Collected data entries:
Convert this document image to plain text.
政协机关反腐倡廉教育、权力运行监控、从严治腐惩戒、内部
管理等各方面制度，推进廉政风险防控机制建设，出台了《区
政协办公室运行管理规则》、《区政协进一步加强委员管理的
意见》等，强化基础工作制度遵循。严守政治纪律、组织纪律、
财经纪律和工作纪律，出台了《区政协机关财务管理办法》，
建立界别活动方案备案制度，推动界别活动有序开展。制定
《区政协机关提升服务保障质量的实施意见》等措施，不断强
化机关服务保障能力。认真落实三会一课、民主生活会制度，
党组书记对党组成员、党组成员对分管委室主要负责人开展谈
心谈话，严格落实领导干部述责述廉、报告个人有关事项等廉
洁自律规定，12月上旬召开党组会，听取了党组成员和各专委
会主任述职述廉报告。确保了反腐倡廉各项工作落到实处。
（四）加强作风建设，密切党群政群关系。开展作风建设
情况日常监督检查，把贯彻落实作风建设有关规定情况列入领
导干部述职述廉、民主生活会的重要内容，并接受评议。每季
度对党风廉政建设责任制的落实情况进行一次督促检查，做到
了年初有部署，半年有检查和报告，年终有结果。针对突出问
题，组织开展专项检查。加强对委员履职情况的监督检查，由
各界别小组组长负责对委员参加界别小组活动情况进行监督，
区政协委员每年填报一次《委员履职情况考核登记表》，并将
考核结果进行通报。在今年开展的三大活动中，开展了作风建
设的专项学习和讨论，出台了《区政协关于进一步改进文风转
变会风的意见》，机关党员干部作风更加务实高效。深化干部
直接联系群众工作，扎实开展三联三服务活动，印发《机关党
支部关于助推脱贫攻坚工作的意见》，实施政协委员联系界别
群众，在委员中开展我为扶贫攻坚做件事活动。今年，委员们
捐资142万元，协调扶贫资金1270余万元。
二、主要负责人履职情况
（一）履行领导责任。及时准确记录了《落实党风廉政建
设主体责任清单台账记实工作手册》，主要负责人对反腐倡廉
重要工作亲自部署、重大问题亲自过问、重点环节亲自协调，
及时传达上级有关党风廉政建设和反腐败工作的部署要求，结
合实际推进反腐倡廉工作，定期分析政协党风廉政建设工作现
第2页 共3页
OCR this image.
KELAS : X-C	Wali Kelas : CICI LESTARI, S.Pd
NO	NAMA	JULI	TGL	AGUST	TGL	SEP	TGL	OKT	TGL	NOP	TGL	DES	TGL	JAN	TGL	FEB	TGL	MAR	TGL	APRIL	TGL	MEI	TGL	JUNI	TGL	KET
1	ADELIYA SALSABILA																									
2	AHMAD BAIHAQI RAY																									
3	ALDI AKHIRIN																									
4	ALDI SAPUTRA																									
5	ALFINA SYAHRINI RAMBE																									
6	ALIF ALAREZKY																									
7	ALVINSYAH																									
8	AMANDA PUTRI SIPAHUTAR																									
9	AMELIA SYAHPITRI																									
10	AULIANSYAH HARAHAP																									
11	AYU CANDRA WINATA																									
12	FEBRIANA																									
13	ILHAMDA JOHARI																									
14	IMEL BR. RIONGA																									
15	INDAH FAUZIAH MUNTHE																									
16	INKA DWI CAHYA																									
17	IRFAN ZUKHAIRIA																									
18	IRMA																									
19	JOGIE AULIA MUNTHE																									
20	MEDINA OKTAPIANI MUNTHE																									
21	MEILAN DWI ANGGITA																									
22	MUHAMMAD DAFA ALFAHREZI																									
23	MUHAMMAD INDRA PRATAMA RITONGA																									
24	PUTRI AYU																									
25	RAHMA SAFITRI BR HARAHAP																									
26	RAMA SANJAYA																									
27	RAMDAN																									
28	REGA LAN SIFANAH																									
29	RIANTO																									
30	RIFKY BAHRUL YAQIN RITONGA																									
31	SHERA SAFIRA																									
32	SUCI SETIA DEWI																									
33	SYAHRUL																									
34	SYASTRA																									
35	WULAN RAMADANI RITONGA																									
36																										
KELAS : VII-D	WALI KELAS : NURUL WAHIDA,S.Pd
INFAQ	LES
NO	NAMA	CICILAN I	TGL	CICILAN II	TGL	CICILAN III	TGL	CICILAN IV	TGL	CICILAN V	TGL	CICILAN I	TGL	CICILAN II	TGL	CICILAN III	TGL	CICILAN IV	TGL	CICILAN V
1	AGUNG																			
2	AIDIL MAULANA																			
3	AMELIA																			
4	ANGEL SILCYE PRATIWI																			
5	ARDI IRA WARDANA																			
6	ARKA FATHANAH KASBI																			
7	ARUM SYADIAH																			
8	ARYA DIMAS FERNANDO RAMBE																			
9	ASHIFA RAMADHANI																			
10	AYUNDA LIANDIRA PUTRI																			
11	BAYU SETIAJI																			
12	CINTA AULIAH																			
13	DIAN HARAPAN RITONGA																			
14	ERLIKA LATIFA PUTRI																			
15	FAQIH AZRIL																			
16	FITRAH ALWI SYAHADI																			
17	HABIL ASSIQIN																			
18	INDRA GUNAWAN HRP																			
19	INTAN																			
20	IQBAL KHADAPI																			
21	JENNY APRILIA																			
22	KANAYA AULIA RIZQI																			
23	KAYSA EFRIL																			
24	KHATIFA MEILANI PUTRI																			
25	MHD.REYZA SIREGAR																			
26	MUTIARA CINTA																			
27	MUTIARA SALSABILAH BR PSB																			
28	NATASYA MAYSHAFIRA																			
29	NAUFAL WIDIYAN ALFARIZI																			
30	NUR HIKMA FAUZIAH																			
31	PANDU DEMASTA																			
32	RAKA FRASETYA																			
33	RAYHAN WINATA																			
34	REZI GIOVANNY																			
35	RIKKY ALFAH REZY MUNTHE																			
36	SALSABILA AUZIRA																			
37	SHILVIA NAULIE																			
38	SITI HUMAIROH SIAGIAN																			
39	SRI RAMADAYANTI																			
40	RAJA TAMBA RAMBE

Exercise aim: Retype the records above exactly.

Correct answer:
Convert this document image to plain text.
政协机关反腐倡廉教育、权力运行监控、从严治腐惩戒、内部
管理等各方面制度，推进廉政风险防控机制建设，出台了《区
政协办公室运行管理规则》、《区政协进一步加强委员管理的
意见》等，强化基础工作制度遵循。严守政治纪律、组织纪律、
财经纪律和工作纪律，出台了《区政协机关财务管理办法》，
建立界别活动方案备案制度，推动界别活动有序开展。制定
《区政协机关提升服务保障质量的实施意见》等措施，不断强
化机关服务保障能力。认真落实三会一课、民主生活会制度，
党组书记对党组成员、党组成员对分管委室主要负责人开展谈
心谈话，严格落实领导干部述责述廉、报告个人有关事项等廉
洁自律规定，12月上旬召开党组会，听取了党组成员和各专委
会主任述职述廉报告。确保了反腐倡廉各项工作落到实处。
（四）加强作风建设，密切党群政群关系。开展作风建设
情况日常监督检查，把贯彻落实作风建设有关规定情况列入领
导干部述职述廉、民主生活会的重要内容，并接受评议。每季
度对党风廉政建设责任制的落实情况进行一次督促检查，做到
了年初有部署，半年有检查和报告，年终有结果。针对突出问
题，组织开展专项检查。加强对委员履职情况的监督检查，由
各界别小组组长负责对委员参加界别小组活动情况进行监督，
区政协委员每年填报一次《委员履职情况考核登记表》，并将
考核结果进行通报。在今年开展的三大活动中，开展了作风建
设的专项学习和讨论，出台了《区政协关于进一步改进文风转
变会风的意见》，机关党员干部作风更加务实高效。深化干部
直接联系群众工作，扎实开展三联三服务活动，印发《机关党
支部关于助推脱贫攻坚工作的意见》，实施政协委员联系界别
群众，在委员中开展我为扶贫攻坚做件事活动。今年，委员们
捐资142万元，协调扶贫资金1270余万元。
二、主要负责人履职情况
（一）履行领导责任。及时准确记录了《落实党风廉政建
设主体责任清单台账记实工作手册》，主要负责人对反腐倡廉
重要工作亲自部署、重大问题亲自过问、重点环节亲自协调，
及时传达上级有关党风廉政建设和反腐败工作的部署要求，结
合实际推进反腐倡廉工作，定期分析政协党风廉政建设工作现
第2页 共3页
OCR this image.
KELAS : X-C	Wali Kelas : CICI LESTARI, S.Pd
NO	NAMA	JULI	TGL	AGUST	TGL	SEP	TGL	OKT	TGL	NOP	TGL	DES	TGL	JAN	TGL	FEB	TGL	MAR	TGL	APRIL	TGL	MEI	TGL	JUNI	TGL	KET
1	ADELIYA SALSABILA																									
2	AHMAD BAIHAQI RAY																									
3	ALDI AKHIRIN																									
4	ALDI SAPUTRA																									
5	ALFINA SYAHRINI RAMBE																									
6	ALIF ALAREZKY																									
7	ALVINSYAH																									
8	AMANDA PUTRI SIPAHUTAR																									
9	AMELIA SYAHPITRI																									
10	AULIANSYAH HARAHAP																									
11	AYU CANDRA WINATA																									
12	FEBRIANA																									
13	ILHAMDA JOHARI																									
14	IMEL BR. RIONGA																									
15	INDAH FAUZIAH MUNTHE																									
16	INKA DWI CAHYA																									
17	IRFAN ZUKHAIRIA																									
18	IRMA																									
19	JOGIE AULIA MUNTHE																									
20	MEDINA OKTAPIANI MUNTHE																									
21	MEILAN DWI ANGGITA																									
22	MUHAMMAD DAFA ALFAHREZI																									
23	MUHAMMAD INDRA PRATAMA RITONGA																									
24	PUTRI AYU																									
25	RAHMA SAFITRI BR HARAHAP																									
26	RAMA SANJAYA																									
27	RAMDAN																									
28	REGA LAN SIFANAH																									
29	RIANTO																									
30	RIFKY BAHRUL YAQIN RITONGA																									
31	SHERA SAFIRA																									
32	SUCI SETIA DEWI																									
33	SYAHRUL																									
34	SYASTRA																									
35	WULAN RAMADANI RITONGA																									
36																										
KELAS : VII-D	WALI KELAS : NURUL WAHIDA,S.Pd
INFAQ	LES
NO	NAMA	CICILAN I	TGL	CICILAN II	TGL	CICILAN III	TGL	CICILAN IV	TGL	CICILAN V	TGL	CICILAN I	TGL	CICILAN II	TGL	CICILAN III	TGL	CICILAN IV	TGL	CICILAN V
1	AGUNG																			
2	AIDIL MAULANA																			
3	AMELIA																			
4	ANGEL SILCYE PRATIWI																			
5	ARDI IRA WARDANA																			
6	ARKA FATHANAH KASBI																			
7	ARUM SYADIAH																			
8	ARYA DIMAS FERNANDO RAMBE																			
9	ASHIFA RAMADHANI																			
10	AYUNDA LIANDIRA PUTRI																			
11	BAYU SETIAJI																			
12	CINTA AULIAH																			
13	DIAN HARAPAN RITONGA																			
14	ERLIKA LATIFA PUTRI																			
15	FAQIH AZRIL																			
16	FITRAH ALWI SYAHADI																			
17	HABIL ASSIQIN																			
18	INDRA GUNAWAN HRP																			
19	INTAN																			
20	IQBAL KHADAPI																			
21	JENNY APRILIA																			
22	KANAYA AULIA RIZQI																			
23	KAYSA EFRIL																			
24	KHATIFA MEILANI PUTRI																			
25	MHD.REYZA SIREGAR																			
26	MUTIARA CINTA																			
27	MUTIARA SALSABILAH BR PSB																			
28	NATASYA MAYSHAFIRA																			
29	NAUFAL WIDIYAN ALFARIZI																			
30	NUR HIKMA FAUZIAH																			
31	PANDU DEMASTA																			
32	RAKA FRASETYA																			
33	RAYHAN WINATA																			
34	REZI GIOVANNY																			
35	RIKKY ALFAH REZY MUNTHE																			
36	SALSABILA AUZIRA																			
37	SHILVIA NAULIE																			
38	SITI HUMAIROH SIAGIAN																			
39	SRI RAMADAYANTI																			
40	RAJA TAMBA RAMBE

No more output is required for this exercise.